**Directions for this task**
Gather each line containing the string "Sitters" from these entries.

--- BEGIN Dataset excerpts ---

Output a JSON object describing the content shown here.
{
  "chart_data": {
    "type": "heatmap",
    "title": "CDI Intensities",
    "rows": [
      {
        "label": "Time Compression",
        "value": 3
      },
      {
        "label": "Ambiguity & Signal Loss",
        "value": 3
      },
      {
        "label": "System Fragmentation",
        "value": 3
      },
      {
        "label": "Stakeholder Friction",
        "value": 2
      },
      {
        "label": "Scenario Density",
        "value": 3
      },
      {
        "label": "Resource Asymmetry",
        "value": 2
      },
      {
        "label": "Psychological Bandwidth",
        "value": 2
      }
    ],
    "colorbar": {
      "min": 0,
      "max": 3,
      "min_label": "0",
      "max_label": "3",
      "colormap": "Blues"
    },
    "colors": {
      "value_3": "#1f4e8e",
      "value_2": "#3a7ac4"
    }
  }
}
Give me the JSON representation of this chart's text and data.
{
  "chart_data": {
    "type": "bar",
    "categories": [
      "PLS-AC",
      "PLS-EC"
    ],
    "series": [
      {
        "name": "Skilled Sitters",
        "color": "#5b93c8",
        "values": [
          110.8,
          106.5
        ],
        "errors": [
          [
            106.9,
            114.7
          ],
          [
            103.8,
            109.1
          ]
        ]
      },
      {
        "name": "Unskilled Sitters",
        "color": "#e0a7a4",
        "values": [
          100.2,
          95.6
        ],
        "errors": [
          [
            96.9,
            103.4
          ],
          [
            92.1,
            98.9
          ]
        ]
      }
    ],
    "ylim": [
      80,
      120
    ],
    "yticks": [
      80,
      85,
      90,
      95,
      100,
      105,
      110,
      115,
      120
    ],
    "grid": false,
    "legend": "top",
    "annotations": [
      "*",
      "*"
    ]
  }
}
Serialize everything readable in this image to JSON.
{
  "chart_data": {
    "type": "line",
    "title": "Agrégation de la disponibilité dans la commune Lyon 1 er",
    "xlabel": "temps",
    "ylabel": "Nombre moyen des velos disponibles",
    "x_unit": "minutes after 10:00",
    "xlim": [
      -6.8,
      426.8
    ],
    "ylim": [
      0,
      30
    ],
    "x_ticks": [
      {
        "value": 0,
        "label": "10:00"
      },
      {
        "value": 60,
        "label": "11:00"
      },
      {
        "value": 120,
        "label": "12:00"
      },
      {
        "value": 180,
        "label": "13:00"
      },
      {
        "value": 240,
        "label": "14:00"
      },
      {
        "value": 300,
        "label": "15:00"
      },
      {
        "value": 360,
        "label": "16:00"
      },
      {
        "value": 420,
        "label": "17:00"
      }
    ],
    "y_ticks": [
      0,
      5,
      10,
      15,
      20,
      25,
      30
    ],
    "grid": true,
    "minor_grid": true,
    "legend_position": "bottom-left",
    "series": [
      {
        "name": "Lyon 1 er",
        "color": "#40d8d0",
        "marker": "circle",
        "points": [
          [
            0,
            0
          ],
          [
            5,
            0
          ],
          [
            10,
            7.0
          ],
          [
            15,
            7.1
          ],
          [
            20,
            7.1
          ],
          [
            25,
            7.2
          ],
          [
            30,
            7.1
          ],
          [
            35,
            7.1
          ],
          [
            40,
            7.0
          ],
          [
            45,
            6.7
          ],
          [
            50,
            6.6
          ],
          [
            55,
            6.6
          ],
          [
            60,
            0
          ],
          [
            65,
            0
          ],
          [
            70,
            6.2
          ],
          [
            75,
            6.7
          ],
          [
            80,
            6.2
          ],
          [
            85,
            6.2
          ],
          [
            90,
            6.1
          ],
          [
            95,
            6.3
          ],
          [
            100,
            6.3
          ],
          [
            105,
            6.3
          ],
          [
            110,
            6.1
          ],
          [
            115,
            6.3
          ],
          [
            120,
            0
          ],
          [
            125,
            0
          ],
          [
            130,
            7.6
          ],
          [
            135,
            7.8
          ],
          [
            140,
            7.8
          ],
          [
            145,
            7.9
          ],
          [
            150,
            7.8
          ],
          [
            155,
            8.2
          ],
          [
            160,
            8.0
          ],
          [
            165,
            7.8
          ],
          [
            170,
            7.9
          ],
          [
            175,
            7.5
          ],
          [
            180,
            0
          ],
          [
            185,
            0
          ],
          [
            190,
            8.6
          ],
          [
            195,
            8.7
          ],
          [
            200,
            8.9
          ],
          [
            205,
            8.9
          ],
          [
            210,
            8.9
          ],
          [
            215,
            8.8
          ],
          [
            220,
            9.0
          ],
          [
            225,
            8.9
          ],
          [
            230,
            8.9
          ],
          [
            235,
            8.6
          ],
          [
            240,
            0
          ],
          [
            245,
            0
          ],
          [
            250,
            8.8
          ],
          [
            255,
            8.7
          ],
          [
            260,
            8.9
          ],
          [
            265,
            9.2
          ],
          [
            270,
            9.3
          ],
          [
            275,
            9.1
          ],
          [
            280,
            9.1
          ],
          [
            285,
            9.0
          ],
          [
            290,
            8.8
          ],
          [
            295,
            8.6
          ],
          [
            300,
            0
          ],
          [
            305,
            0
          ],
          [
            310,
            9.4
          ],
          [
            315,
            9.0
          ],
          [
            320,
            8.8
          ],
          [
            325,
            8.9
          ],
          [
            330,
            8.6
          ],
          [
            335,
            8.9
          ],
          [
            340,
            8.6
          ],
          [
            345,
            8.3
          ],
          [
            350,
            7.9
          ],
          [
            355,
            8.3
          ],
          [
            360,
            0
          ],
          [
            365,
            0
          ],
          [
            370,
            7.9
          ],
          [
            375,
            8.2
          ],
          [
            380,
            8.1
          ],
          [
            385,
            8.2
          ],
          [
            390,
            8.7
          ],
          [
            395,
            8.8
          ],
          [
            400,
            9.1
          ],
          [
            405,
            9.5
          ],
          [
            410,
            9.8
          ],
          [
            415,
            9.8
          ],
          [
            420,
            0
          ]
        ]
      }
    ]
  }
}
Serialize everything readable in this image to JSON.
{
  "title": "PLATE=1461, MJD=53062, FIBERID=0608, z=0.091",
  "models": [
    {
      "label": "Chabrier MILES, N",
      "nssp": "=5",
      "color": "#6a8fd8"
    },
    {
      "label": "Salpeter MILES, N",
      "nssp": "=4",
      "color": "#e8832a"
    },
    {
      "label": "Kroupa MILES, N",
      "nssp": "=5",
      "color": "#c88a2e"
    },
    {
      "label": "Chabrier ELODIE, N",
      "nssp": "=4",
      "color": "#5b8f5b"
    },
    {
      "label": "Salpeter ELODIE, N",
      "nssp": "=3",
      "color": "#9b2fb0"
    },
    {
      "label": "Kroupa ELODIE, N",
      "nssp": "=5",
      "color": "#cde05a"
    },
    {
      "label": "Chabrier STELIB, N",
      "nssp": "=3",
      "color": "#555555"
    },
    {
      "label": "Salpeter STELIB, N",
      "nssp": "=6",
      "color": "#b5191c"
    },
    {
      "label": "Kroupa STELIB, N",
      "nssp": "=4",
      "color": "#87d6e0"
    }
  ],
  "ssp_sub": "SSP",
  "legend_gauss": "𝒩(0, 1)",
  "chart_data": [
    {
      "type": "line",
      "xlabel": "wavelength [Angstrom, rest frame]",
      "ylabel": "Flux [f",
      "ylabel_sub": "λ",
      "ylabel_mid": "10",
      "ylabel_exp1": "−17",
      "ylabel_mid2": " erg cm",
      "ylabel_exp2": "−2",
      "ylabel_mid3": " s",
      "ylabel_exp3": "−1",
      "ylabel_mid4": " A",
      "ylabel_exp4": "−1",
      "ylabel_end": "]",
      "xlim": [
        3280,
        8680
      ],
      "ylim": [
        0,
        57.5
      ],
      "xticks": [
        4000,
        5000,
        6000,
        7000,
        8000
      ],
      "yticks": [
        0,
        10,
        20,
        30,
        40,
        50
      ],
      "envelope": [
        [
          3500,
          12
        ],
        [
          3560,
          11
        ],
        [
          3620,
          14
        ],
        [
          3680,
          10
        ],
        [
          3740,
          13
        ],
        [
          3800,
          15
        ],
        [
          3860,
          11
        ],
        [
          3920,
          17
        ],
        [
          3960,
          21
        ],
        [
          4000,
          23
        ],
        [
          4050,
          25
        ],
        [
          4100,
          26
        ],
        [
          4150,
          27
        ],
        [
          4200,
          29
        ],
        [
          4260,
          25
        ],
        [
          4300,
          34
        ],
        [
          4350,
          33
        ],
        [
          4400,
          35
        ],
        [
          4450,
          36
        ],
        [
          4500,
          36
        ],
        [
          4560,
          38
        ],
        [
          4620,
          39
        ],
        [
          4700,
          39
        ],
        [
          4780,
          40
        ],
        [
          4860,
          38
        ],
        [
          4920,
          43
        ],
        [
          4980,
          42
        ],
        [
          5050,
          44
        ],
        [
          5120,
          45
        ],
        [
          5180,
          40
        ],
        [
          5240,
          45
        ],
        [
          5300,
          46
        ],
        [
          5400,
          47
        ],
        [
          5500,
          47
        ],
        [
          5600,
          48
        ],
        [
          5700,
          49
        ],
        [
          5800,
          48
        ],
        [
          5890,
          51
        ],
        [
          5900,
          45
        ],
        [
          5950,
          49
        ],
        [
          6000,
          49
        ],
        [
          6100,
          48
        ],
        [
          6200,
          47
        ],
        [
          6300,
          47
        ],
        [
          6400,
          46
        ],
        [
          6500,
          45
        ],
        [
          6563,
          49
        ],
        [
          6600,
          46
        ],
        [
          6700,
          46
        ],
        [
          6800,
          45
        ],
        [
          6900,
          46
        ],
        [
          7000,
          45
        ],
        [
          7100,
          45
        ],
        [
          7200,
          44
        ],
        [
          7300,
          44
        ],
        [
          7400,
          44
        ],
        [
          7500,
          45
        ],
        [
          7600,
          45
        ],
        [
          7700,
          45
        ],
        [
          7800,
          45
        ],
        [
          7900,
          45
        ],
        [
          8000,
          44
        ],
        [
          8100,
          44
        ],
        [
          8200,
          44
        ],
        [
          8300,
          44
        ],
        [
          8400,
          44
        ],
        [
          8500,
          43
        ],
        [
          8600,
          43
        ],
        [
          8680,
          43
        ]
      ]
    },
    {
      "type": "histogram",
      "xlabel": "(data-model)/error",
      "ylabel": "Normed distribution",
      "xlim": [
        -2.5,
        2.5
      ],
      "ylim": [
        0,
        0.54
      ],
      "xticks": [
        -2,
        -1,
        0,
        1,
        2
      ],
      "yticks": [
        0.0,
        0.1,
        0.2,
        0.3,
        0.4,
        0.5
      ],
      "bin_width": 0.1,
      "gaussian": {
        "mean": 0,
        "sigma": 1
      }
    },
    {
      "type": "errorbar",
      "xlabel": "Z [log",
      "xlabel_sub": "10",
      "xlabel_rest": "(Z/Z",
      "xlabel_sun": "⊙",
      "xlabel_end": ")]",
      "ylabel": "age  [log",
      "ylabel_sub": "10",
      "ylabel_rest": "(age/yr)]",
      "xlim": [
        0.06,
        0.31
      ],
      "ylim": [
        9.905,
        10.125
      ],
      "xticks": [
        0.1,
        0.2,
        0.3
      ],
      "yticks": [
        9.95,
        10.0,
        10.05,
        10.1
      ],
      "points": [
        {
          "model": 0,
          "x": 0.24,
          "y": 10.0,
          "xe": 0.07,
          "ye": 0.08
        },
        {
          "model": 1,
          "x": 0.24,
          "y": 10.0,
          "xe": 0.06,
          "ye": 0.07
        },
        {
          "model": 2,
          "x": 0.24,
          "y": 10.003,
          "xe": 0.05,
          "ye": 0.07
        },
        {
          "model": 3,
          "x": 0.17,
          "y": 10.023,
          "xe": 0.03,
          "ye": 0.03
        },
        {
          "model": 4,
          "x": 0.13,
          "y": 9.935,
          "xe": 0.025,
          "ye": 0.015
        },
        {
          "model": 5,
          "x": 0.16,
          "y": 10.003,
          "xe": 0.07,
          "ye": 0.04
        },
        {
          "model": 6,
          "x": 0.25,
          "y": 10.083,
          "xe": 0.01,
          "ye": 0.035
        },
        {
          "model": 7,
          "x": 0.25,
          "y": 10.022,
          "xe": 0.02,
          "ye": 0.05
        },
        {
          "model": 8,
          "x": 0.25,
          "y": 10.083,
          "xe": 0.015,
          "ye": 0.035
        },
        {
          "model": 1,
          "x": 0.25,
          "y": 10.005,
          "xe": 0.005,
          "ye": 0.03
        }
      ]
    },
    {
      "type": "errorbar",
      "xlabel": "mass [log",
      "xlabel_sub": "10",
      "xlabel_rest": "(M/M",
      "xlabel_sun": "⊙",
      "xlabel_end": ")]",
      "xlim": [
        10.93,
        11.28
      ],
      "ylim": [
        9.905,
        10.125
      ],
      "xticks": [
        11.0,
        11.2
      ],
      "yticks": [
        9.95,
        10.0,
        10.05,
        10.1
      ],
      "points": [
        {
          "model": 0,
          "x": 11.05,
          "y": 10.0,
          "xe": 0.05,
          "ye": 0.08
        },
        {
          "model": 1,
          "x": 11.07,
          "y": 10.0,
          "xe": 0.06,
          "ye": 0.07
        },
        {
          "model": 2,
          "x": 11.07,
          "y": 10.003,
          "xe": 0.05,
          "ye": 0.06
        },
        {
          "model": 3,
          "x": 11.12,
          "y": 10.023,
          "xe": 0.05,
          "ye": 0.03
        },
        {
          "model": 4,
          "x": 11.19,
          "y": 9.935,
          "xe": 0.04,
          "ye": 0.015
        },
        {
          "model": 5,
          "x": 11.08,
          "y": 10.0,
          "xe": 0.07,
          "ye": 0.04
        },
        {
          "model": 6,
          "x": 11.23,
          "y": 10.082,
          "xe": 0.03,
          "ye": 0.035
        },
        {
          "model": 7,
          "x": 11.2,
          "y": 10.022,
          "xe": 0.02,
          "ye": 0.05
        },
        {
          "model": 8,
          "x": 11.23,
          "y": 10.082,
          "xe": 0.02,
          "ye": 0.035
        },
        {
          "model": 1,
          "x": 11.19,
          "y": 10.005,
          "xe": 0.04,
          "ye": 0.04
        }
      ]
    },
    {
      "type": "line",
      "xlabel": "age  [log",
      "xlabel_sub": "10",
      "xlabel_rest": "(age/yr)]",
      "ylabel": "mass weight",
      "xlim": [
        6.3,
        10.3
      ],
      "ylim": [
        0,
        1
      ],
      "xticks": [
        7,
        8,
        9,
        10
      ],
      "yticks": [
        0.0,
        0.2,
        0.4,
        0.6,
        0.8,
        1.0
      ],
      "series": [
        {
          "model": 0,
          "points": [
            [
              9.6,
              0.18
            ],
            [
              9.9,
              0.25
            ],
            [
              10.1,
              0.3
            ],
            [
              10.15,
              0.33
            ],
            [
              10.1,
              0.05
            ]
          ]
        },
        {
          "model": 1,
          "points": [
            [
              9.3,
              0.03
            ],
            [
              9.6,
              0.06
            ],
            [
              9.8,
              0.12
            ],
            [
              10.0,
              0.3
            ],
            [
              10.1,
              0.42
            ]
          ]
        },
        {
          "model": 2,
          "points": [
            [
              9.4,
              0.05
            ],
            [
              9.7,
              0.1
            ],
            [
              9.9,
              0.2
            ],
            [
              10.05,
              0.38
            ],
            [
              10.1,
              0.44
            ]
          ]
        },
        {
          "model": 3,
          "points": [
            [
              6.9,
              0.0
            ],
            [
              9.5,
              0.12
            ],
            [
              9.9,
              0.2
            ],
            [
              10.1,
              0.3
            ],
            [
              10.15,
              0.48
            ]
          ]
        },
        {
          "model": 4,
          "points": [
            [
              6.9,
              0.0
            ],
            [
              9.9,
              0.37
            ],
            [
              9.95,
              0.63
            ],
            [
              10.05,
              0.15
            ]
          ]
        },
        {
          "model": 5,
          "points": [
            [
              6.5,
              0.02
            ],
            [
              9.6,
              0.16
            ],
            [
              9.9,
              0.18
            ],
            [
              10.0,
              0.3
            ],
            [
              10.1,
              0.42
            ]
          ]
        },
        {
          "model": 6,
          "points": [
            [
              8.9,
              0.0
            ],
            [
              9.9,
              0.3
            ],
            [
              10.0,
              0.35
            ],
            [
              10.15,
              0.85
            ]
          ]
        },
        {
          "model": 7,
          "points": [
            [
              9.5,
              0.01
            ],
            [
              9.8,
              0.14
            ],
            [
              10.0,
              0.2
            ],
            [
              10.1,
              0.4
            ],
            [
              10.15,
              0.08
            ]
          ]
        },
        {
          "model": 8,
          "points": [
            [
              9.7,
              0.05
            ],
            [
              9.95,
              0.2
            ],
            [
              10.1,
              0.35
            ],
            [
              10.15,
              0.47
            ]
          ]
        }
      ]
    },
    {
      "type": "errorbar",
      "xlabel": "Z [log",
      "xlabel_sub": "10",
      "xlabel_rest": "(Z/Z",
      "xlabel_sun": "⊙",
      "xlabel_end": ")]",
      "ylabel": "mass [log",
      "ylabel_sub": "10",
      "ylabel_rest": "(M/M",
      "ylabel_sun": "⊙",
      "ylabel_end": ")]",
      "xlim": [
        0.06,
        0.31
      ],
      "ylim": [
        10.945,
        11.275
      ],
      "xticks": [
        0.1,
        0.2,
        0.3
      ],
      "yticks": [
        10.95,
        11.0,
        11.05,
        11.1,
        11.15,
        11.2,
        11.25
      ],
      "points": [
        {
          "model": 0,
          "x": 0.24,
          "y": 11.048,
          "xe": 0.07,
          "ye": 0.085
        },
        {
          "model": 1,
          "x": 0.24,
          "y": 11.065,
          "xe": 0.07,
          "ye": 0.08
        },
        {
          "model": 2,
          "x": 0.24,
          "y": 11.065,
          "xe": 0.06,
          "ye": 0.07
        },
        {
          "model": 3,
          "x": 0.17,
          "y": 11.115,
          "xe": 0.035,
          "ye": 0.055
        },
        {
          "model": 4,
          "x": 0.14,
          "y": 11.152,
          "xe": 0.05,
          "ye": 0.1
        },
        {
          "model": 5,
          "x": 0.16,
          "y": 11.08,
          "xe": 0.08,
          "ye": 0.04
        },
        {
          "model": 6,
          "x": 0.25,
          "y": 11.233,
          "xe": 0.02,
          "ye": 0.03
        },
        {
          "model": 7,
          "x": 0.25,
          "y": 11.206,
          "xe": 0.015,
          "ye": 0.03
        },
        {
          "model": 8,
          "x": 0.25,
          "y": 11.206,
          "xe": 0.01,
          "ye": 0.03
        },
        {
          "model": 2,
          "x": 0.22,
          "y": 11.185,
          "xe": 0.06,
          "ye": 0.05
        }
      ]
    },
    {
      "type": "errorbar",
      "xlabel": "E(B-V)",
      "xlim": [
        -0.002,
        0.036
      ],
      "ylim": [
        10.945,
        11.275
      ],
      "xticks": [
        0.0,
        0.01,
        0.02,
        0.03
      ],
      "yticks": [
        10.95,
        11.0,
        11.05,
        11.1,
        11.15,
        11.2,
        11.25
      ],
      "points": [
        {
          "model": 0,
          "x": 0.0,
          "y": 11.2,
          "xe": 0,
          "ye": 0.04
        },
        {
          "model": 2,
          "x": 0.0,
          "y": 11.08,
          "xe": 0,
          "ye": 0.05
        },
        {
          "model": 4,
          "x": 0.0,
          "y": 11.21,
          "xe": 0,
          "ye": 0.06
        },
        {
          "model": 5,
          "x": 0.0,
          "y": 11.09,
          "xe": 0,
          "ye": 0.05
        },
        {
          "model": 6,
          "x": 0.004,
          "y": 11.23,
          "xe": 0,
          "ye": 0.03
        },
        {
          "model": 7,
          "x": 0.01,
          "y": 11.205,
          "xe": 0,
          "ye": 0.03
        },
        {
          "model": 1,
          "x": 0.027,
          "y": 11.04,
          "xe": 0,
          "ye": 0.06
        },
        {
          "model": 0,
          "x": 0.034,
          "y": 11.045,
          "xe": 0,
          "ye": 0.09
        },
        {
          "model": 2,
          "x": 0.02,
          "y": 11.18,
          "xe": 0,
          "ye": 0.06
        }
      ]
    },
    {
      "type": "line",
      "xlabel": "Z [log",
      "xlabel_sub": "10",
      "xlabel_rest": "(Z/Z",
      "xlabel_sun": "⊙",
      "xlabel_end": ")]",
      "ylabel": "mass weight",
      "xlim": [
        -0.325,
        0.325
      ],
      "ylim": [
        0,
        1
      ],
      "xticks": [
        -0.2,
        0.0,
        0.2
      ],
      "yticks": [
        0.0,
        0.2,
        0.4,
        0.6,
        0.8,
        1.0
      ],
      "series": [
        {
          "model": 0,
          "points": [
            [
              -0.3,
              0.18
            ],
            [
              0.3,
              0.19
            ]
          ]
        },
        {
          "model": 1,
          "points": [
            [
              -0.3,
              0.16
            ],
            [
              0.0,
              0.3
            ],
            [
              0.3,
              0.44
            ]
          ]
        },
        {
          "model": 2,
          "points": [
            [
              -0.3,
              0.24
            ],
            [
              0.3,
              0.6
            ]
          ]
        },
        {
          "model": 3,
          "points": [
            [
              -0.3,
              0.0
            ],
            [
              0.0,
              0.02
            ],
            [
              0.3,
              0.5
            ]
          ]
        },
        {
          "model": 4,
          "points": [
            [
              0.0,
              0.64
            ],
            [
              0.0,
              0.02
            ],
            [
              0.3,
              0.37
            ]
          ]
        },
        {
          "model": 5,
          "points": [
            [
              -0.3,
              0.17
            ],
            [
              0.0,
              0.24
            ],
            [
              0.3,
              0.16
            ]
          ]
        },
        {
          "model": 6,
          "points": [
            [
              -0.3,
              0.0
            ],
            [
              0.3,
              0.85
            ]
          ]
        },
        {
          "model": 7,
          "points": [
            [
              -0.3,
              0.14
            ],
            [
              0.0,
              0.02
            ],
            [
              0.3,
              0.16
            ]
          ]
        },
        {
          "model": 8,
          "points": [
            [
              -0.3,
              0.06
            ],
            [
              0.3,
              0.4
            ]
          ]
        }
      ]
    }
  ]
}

--- END Dataset excerpts ---

**Full response**
        "name": "Skilled Sitters",
        "name": "Unskilled Sitters",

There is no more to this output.